((

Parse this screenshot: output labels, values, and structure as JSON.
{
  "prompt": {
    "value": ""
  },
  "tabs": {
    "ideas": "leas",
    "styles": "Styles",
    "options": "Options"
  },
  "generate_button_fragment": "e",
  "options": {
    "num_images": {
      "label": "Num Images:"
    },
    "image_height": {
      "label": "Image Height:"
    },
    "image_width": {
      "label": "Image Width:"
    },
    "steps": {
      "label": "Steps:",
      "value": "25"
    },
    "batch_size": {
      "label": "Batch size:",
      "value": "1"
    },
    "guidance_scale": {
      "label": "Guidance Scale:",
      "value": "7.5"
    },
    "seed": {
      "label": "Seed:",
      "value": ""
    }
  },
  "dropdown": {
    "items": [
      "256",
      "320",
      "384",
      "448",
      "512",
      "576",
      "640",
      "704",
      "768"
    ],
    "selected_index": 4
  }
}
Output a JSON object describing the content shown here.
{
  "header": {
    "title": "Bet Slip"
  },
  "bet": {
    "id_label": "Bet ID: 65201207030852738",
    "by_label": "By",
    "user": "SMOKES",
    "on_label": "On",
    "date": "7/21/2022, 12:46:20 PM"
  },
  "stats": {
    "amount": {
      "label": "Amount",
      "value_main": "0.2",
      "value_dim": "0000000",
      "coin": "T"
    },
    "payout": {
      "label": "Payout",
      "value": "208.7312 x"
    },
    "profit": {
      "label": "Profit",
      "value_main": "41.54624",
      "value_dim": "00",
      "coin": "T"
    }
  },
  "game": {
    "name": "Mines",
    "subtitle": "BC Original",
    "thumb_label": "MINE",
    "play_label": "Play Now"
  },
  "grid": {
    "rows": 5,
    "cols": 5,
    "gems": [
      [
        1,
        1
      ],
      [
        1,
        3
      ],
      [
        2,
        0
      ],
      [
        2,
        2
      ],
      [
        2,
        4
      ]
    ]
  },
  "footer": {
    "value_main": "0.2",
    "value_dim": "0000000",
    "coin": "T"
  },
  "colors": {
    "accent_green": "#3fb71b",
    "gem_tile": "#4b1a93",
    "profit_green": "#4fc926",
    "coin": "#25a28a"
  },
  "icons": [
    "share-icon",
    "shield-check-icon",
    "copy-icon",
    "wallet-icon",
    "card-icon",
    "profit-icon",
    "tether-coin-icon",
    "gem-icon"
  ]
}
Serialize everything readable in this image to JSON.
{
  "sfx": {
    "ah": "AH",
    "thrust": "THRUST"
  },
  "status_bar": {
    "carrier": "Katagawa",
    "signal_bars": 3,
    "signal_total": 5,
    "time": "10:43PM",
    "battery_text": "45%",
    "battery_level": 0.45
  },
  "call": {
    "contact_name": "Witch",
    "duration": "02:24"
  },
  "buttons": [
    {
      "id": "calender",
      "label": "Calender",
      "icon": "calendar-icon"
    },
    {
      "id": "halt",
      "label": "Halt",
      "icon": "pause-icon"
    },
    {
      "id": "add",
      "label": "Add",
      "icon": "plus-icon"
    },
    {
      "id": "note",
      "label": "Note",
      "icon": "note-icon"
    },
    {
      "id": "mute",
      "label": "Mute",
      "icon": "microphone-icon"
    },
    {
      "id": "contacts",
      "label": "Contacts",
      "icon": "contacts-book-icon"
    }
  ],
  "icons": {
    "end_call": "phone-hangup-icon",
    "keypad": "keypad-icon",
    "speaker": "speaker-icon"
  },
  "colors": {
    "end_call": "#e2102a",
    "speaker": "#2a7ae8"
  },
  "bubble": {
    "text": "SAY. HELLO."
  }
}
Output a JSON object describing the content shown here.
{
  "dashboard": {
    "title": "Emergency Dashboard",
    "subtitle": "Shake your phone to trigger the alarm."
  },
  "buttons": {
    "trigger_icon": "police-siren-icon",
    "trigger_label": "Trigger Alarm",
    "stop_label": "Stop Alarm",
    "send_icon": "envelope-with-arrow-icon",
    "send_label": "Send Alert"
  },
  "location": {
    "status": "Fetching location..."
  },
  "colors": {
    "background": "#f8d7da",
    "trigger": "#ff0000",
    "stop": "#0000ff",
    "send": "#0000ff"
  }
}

))

Short task> Write out the entire listing exactly.

Result for this exercise>
Parse this screenshot: output labels, values, and structure as JSON.
{
  "prompt": {
    "value": ""
  },
  "tabs": {
    "ideas": "leas",
    "styles": "Styles",
    "options": "Options"
  },
  "generate_button_fragment": "e",
  "options": {
    "num_images": {
      "label": "Num Images:"
    },
    "image_height": {
      "label": "Image Height:"
    },
    "image_width": {
      "label": "Image Width:"
    },
    "steps": {
      "label": "Steps:",
      "value": "25"
    },
    "batch_size": {
      "label": "Batch size:",
      "value": "1"
    },
    "guidance_scale": {
      "label": "Guidance Scale:",
      "value": "7.5"
    },
    "seed": {
      "label": "Seed:",
      "value": ""
    }
  },
  "dropdown": {
    "items": [
      "256",
      "320",
      "384",
      "448",
      "512",
      "576",
      "640",
      "704",
      "768"
    ],
    "selected_index": 4
  }
}
Output a JSON object describing the content shown here.
{
  "header": {
    "title": "Bet Slip"
  },
  "bet": {
    "id_label": "Bet ID: 65201207030852738",
    "by_label": "By",
    "user": "SMOKES",
    "on_label": "On",
    "date": "7/21/2022, 12:46:20 PM"
  },
  "stats": {
    "amount": {
      "label": "Amount",
      "value_main": "0.2",
      "value_dim": "0000000",
      "coin": "T"
    },
    "payout": {
      "label": "Payout",
      "value": "208.7312 x"
    },
    "profit": {
      "label": "Profit",
      "value_main": "41.54624",
      "value_dim": "00",
      "coin": "T"
    }
  },
  "game": {
    "name": "Mines",
    "subtitle": "BC Original",
    "thumb_label": "MINE",
    "play_label": "Play Now"
  },
  "grid": {
    "rows": 5,
    "cols": 5,
    "gems": [
      [
        1,
        1
      ],
      [
        1,
        3
      ],
      [
        2,
        0
      ],
      [
        2,
        2
      ],
      [
        2,
        4
      ]
    ]
  },
  "footer": {
    "value_main": "0.2",
    "value_dim": "0000000",
    "coin": "T"
  },
  "colors": {
    "accent_green": "#3fb71b",
    "gem_tile": "#4b1a93",
    "profit_green": "#4fc926",
    "coin": "#25a28a"
  },
  "icons": [
    "share-icon",
    "shield-check-icon",
    "copy-icon",
    "wallet-icon",
    "card-icon",
    "profit-icon",
    "tether-coin-icon",
    "gem-icon"
  ]
}
Serialize everything readable in this image to JSON.
{
  "sfx": {
    "ah": "AH",
    "thrust": "THRUST"
  },
  "status_bar": {
    "carrier": "Katagawa",
    "signal_bars": 3,
    "signal_total": 5,
    "time": "10:43PM",
    "battery_text": "45%",
    "battery_level": 0.45
  },
  "call": {
    "contact_name": "Witch",
    "duration": "02:24"
  },
  "buttons": [
    {
      "id": "calender",
      "label": "Calender",
      "icon": "calendar-icon"
    },
    {
      "id": "halt",
      "label": "Halt",
      "icon": "pause-icon"
    },
    {
      "id": "add",
      "label": "Add",
      "icon": "plus-icon"
    },
    {
      "id": "note",
      "label": "Note",
      "icon": "note-icon"
    },
    {
      "id": "mute",
      "label": "Mute",
      "icon": "microphone-icon"
    },
    {
      "id": "contacts",
      "label": "Contacts",
      "icon": "contacts-book-icon"
    }
  ],
  "icons": {
    "end_call": "phone-hangup-icon",
    "keypad": "keypad-icon",
    "speaker": "speaker-icon"
  },
  "colors": {
    "end_call": "#e2102a",
    "speaker": "#2a7ae8"
  },
  "bubble": {
    "text": "SAY. HELLO."
  }
}
Output a JSON object describing the content shown here.
{
  "dashboard": {
    "title": "Emergency Dashboard",
    "subtitle": "Shake your phone to trigger the alarm."
  },
  "buttons": {
    "trigger_icon": "police-siren-icon",
    "trigger_label": "Trigger Alarm",
    "stop_label": "Stop Alarm",
    "send_icon": "envelope-with-arrow-icon",
    "send_label": "Send Alert"
  },
  "location": {
    "status": "Fetching location..."
  },
  "colors": {
    "background": "#f8d7da",
    "trigger": "#ff0000",
    "stop": "#0000ff",
    "send": "#0000ff"
  }
}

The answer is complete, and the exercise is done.